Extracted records

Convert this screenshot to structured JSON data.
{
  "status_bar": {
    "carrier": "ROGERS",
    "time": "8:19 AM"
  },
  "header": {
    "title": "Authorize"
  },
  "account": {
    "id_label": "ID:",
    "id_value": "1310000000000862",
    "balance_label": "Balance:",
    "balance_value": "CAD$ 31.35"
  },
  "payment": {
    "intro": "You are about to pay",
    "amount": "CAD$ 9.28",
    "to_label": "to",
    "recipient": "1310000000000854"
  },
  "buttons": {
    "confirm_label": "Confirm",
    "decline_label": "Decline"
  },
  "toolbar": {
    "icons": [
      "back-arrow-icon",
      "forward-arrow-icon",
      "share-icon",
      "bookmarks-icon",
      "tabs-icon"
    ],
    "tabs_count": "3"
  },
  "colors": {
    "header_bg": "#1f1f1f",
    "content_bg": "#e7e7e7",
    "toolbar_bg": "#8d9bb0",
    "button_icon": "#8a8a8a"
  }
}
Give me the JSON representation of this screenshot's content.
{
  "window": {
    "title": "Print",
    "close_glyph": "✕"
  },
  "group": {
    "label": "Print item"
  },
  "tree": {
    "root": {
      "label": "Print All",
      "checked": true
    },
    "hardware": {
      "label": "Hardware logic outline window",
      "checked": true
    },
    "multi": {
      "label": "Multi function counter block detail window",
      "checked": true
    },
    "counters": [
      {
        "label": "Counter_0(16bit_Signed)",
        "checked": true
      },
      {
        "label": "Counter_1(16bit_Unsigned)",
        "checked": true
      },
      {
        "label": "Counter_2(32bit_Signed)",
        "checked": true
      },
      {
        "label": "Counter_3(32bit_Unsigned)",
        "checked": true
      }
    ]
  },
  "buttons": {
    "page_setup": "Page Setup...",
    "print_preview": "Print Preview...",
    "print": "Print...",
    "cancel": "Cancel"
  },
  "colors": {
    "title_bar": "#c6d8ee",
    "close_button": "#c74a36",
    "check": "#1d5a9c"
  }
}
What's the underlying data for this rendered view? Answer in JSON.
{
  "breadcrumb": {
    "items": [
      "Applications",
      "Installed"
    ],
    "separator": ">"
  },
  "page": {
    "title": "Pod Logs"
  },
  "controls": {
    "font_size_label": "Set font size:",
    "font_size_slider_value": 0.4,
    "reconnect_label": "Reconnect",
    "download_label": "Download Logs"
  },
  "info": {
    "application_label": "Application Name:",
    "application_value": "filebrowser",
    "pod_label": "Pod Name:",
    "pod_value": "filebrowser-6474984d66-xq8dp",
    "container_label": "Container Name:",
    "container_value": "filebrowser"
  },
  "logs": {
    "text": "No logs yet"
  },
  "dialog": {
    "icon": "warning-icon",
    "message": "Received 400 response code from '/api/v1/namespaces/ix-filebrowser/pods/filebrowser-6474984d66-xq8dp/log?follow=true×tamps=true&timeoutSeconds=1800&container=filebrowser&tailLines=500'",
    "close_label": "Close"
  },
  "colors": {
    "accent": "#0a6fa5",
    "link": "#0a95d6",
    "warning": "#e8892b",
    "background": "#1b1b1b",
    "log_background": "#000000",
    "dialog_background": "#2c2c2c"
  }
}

WRITTEN EXERCISE - Gather all lines of the records that include the word "data".

EXPECTED ANSWER -
Convert this screenshot to structured JSON data.
What's the underlying data for this rendered view? Answer in JSON.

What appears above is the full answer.